THE EXERCISE – From the listing below, pull each line that includes "series".

DATA SHOWN –
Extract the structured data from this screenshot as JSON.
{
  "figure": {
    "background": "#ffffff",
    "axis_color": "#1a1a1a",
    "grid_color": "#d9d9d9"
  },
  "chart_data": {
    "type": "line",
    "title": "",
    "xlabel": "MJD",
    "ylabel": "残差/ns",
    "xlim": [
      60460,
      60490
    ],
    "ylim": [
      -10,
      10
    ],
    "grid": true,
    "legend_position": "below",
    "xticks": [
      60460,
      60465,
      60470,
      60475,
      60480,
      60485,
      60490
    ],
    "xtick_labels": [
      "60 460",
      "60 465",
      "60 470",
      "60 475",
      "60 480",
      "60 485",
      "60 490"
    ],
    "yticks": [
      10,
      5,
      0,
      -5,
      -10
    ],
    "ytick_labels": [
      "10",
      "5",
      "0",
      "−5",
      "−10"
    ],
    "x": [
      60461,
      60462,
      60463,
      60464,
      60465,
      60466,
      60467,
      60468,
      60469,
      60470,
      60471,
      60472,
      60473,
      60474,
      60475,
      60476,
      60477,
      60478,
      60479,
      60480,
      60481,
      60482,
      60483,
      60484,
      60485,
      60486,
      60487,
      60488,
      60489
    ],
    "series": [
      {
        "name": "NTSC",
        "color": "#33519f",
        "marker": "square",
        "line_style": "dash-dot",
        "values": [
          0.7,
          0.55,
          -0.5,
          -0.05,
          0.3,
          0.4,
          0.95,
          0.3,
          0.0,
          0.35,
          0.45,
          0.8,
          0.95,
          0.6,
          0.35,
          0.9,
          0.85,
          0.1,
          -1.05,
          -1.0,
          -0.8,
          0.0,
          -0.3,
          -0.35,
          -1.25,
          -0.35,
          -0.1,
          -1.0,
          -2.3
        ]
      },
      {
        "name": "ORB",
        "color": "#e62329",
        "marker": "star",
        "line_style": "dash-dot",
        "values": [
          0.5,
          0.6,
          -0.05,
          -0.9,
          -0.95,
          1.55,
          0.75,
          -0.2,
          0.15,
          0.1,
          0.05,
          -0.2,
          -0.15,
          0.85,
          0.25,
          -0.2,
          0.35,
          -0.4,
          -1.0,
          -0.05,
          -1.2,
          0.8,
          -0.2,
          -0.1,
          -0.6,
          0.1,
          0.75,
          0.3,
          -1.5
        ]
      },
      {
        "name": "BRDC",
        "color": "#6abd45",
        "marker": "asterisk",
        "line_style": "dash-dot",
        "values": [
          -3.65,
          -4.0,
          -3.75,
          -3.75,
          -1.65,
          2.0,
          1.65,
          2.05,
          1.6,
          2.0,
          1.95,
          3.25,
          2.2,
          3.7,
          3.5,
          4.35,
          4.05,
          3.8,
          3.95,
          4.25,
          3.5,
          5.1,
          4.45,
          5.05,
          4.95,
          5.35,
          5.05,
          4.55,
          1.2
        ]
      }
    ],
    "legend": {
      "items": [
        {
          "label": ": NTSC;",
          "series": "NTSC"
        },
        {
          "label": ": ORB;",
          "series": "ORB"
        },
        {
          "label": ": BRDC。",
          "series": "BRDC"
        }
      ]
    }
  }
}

TASK SOLUTION –
    "series": [
          "series": "NTSC"
          "series": "ORB"
          "series": "BRDC"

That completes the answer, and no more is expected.